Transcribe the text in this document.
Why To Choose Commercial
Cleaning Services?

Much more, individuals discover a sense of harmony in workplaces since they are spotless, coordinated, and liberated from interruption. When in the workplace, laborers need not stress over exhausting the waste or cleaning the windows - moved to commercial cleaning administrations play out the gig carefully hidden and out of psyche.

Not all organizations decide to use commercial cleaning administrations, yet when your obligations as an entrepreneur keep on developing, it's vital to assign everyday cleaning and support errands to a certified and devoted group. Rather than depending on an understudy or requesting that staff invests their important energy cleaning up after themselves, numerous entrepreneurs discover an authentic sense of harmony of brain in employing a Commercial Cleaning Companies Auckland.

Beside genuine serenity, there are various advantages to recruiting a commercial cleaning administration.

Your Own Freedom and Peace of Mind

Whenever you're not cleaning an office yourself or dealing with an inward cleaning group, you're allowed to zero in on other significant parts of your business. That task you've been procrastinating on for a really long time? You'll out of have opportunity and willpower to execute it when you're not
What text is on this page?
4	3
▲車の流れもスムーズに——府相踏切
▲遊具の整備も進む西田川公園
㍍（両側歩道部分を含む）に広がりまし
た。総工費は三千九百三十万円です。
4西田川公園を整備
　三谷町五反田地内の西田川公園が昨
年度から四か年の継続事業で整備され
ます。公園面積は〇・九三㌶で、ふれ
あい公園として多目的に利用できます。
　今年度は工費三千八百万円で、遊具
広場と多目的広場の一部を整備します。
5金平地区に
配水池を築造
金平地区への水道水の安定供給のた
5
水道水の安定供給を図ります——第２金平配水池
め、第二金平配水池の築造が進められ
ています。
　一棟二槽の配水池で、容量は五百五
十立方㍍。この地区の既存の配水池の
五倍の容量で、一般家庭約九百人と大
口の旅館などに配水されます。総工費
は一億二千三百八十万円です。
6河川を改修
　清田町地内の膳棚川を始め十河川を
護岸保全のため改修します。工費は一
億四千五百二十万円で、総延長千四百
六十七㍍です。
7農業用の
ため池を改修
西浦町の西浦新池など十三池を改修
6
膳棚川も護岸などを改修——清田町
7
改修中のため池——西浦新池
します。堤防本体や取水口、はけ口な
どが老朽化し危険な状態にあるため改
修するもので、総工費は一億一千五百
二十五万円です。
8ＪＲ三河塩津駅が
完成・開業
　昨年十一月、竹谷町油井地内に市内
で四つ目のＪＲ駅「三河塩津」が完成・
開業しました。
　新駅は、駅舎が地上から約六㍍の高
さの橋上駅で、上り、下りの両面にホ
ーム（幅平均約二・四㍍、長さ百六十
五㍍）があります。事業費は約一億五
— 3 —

◆ ◆ ◆ ◆ ◆

Return all lines containing the word "text".

Transcribe the text in this document.
What text is on this page?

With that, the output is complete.